» **STATED TASK**
Exactly as written, quote every line that follows, skipping the images.

» **RECORDS FOR PROCESSING**
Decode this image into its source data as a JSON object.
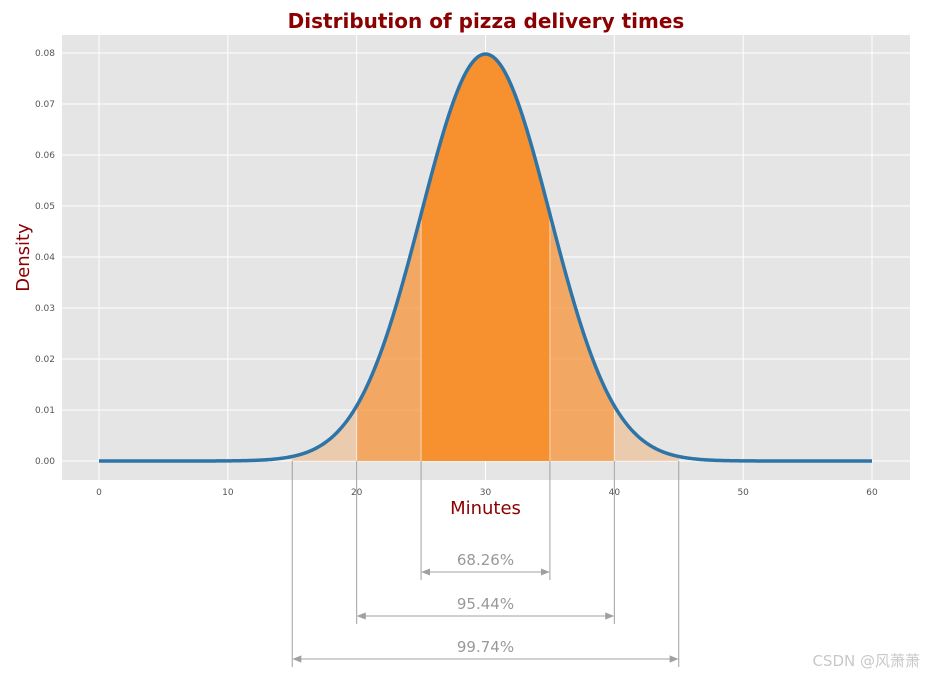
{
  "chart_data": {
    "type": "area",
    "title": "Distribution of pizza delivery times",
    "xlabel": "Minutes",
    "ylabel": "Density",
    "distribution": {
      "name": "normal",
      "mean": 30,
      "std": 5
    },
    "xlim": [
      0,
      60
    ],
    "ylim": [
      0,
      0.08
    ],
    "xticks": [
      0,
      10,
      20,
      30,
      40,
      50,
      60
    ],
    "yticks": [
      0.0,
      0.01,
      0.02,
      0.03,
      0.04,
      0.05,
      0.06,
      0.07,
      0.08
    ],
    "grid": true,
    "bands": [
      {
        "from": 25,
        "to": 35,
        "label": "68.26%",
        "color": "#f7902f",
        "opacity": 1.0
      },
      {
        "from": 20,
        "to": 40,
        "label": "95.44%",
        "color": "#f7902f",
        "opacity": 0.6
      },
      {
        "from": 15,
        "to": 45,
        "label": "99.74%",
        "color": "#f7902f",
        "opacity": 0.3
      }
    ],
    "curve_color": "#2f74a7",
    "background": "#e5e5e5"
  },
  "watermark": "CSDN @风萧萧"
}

» **SOLUTION FOR THIS TASK**
Decode this image into its source data as a JSON object.
{
  "chart_data": {
    "type": "area",
    "title": "Distribution of pizza delivery times",
    "xlabel": "Minutes",
    "ylabel": "Density",
    "distribution": {
      "name": "normal",
      "mean": 30,
      "std": 5
    },
    "xlim": [
      0,
      60
    ],
    "ylim": [
      0,
      0.08
    ],
    "xticks": [
      0,
      10,
      20,
      30,
      40,
      50,
      60
    ],
    "yticks": [
      0.0,
      0.01,
      0.02,
      0.03,
      0.04,
      0.05,
      0.06,
      0.07,
      0.08
    ],
    "grid": true,
    "bands": [
      {
        "from": 25,
        "to": 35,
        "label": "68.26%",
        "color": "#f7902f",
        "opacity": 1.0
      },
      {
        "from": 20,
        "to": 40,
        "label": "95.44%",
        "color": "#f7902f",
        "opacity": 0.6
      },
      {
        "from": 15,
        "to": 45,
        "label": "99.74%",
        "color": "#f7902f",
        "opacity": 0.3
      }
    ],
    "curve_color": "#2f74a7",
    "background": "#e5e5e5"
  },
  "watermark": "CSDN @风萧萧"
}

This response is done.